Request: Leaving out the pictures, transcribe all of the records faithfully.

---------- The input ----------

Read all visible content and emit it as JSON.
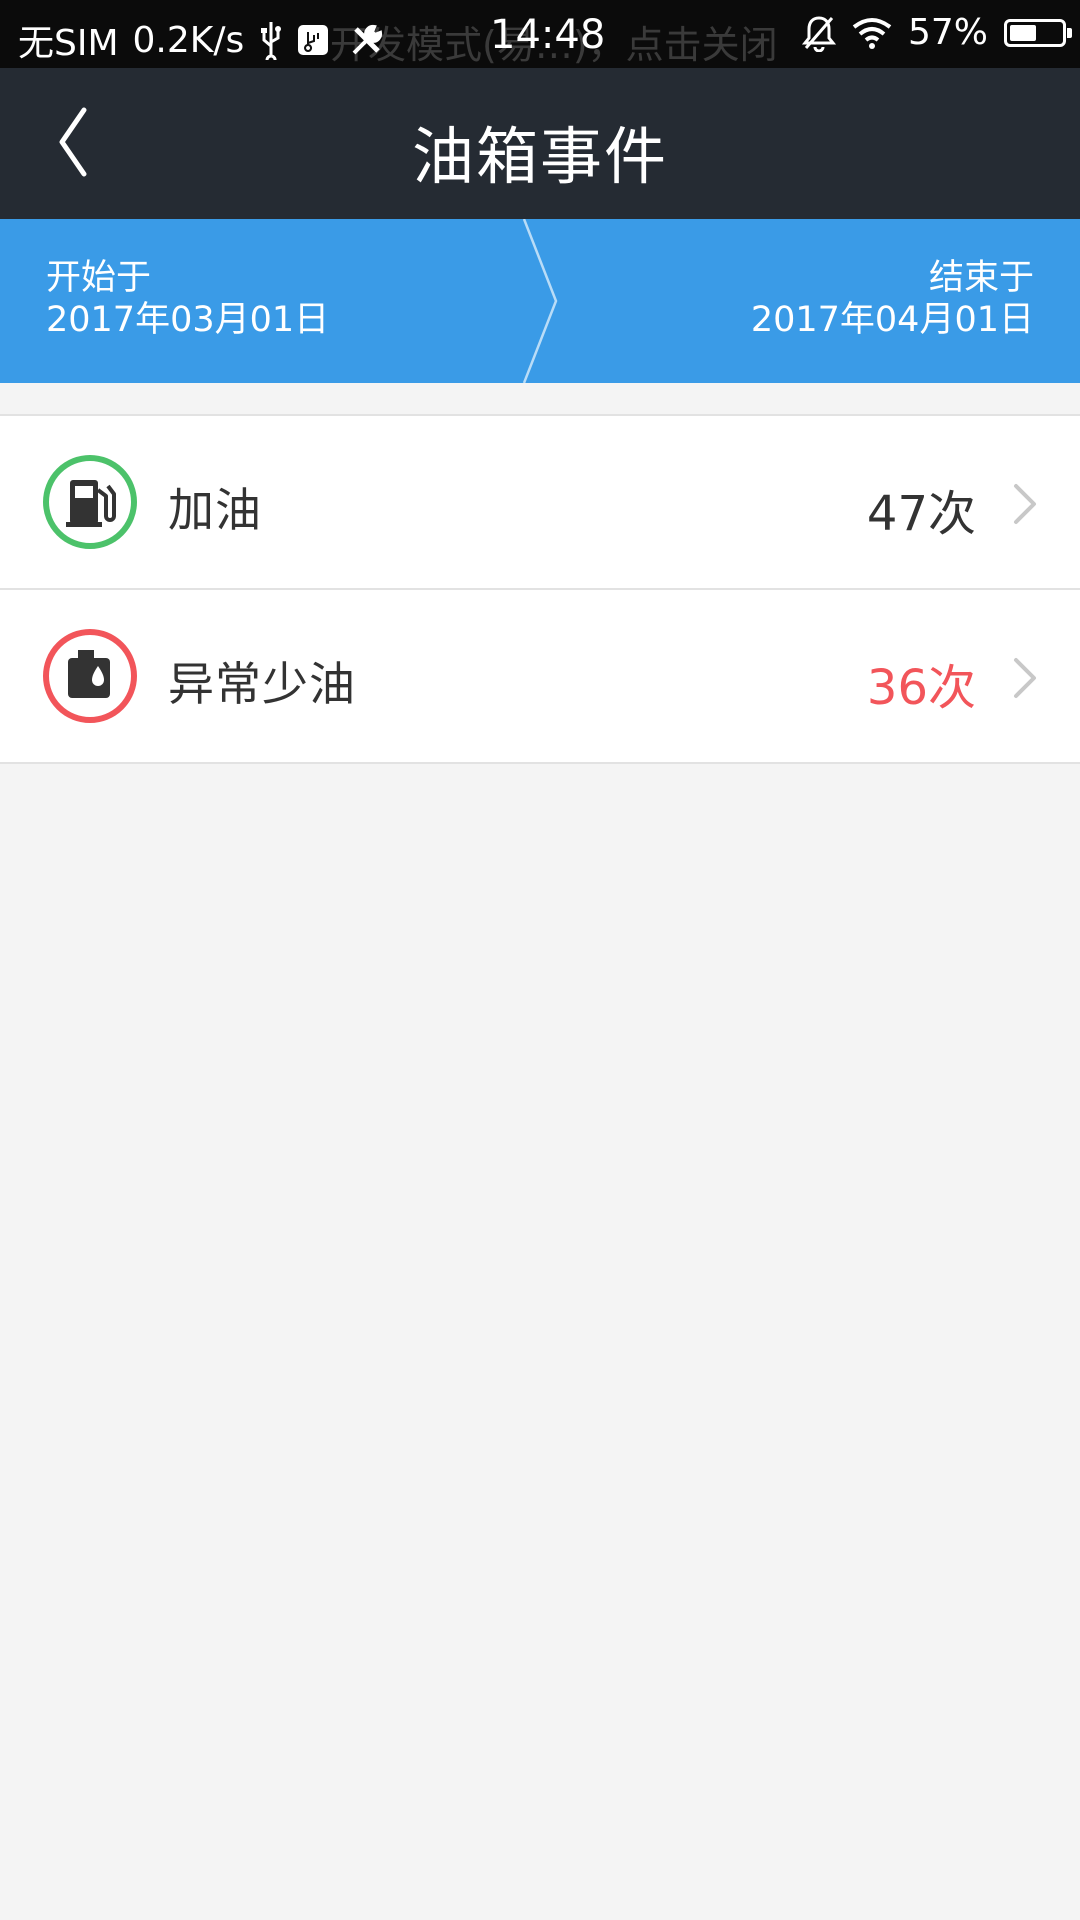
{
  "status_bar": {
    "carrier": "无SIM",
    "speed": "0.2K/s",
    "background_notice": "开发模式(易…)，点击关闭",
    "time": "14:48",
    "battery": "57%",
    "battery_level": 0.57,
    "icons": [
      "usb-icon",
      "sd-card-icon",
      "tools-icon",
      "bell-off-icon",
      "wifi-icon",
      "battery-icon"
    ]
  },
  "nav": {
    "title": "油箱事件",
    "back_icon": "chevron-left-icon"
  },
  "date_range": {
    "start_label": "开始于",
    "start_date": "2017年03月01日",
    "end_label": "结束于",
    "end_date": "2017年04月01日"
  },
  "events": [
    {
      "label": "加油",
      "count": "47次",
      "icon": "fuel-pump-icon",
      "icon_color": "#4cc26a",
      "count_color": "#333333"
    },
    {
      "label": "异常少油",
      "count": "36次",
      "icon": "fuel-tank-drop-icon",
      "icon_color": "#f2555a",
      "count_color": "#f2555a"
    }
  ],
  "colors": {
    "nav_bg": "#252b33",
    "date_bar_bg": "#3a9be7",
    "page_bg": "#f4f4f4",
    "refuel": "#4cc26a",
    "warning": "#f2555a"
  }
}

----------

Final answer:
Read all visible content and emit it as JSON.
{
  "status_bar": {
    "carrier": "无SIM",
    "speed": "0.2K/s",
    "background_notice": "开发模式(易…)，点击关闭",
    "time": "14:48",
    "battery": "57%",
    "battery_level": 0.57,
    "icons": [
      "usb-icon",
      "sd-card-icon",
      "tools-icon",
      "bell-off-icon",
      "wifi-icon",
      "battery-icon"
    ]
  },
  "nav": {
    "title": "油箱事件",
    "back_icon": "chevron-left-icon"
  },
  "date_range": {
    "start_label": "开始于",
    "start_date": "2017年03月01日",
    "end_label": "结束于",
    "end_date": "2017年04月01日"
  },
  "events": [
    {
      "label": "加油",
      "count": "47次",
      "icon": "fuel-pump-icon",
      "icon_color": "#4cc26a",
      "count_color": "#333333"
    },
    {
      "label": "异常少油",
      "count": "36次",
      "icon": "fuel-tank-drop-icon",
      "icon_color": "#f2555a",
      "count_color": "#f2555a"
    }
  ],
  "colors": {
    "nav_bg": "#252b33",
    "date_bar_bg": "#3a9be7",
    "page_bg": "#f4f4f4",
    "refuel": "#4cc26a",
    "warning": "#f2555a"
  }
}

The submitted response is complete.